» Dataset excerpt
▼

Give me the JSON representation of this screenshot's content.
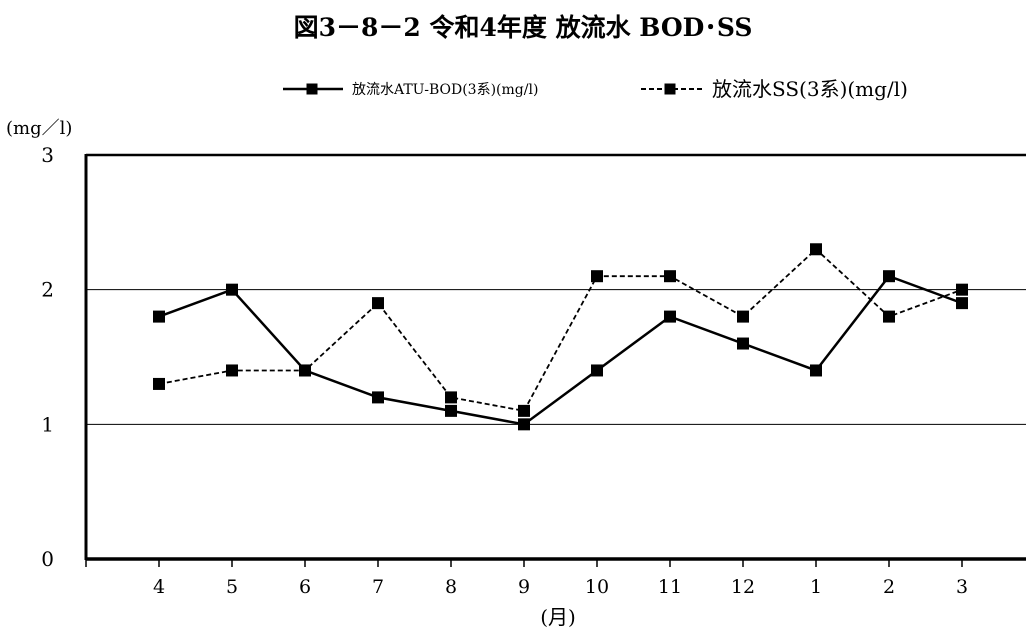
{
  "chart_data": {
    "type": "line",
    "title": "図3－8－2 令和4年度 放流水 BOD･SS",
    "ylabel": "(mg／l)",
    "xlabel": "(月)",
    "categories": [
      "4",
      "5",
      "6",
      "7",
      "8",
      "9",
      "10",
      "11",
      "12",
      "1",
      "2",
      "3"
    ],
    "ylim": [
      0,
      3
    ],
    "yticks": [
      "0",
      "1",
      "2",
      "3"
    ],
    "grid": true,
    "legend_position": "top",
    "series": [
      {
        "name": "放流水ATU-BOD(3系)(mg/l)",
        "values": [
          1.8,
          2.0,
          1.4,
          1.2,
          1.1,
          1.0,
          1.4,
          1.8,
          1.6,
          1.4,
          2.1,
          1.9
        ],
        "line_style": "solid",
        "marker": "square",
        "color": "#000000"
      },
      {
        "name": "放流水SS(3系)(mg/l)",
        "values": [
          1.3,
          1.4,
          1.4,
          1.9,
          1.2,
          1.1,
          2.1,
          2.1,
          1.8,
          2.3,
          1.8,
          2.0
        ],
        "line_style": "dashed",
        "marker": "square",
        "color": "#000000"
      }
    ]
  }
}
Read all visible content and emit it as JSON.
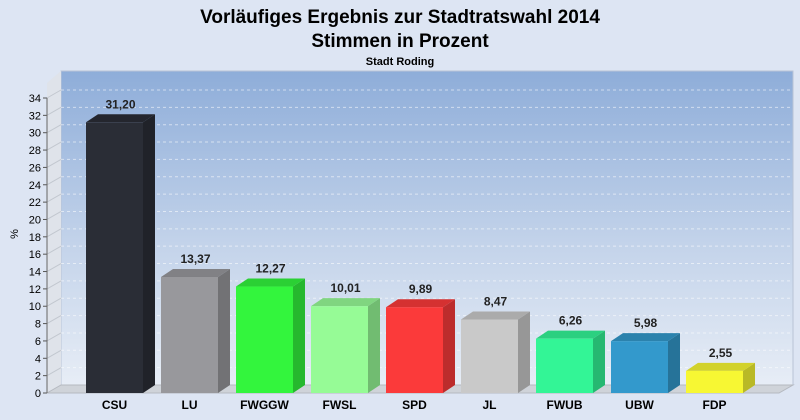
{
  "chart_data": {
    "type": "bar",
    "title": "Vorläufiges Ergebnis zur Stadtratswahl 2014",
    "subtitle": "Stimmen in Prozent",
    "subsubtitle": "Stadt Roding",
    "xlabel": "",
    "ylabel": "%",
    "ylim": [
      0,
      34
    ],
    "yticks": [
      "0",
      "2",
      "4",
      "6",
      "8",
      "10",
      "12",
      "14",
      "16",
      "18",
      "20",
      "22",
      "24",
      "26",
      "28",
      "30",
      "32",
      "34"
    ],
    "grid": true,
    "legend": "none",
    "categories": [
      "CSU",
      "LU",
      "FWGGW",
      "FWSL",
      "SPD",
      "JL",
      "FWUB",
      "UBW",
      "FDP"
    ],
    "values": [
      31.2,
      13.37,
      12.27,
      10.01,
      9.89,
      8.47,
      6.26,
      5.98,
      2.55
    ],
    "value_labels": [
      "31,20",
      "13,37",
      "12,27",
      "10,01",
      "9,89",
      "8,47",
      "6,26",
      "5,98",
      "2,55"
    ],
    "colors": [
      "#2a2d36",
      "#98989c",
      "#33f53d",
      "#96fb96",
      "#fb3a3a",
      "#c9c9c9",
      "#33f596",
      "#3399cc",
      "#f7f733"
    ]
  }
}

▲

» Stated goal
Repeat verbatim the lines from the one holding "Read all visible content and emit it as JSON." through the end of the listing above, both ends included, but not the pictures.

» Answer for the task
Read all visible content and emit it as JSON.
{
  "chart_data": {
    "type": "bar",
    "title": "Vorläufiges Ergebnis zur Stadtratswahl 2014",
    "subtitle": "Stimmen in Prozent",
    "subsubtitle": "Stadt Roding",
    "xlabel": "",
    "ylabel": "%",
    "ylim": [
      0,
      34
    ],
    "yticks": [
      "0",
      "2",
      "4",
      "6",
      "8",
      "10",
      "12",
      "14",
      "16",
      "18",
      "20",
      "22",
      "24",
      "26",
      "28",
      "30",
      "32",
      "34"
    ],
    "grid": true,
    "legend": "none",
    "categories": [
      "CSU",
      "LU",
      "FWGGW",
      "FWSL",
      "SPD",
      "JL",
      "FWUB",
      "UBW",
      "FDP"
    ],
    "values": [
      31.2,
      13.37,
      12.27,
      10.01,
      9.89,
      8.47,
      6.26,
      5.98,
      2.55
    ],
    "value_labels": [
      "31,20",
      "13,37",
      "12,27",
      "10,01",
      "9,89",
      "8,47",
      "6,26",
      "5,98",
      "2,55"
    ],
    "colors": [
      "#2a2d36",
      "#98989c",
      "#33f53d",
      "#96fb96",
      "#fb3a3a",
      "#c9c9c9",
      "#33f596",
      "#3399cc",
      "#f7f733"
    ]
  }
}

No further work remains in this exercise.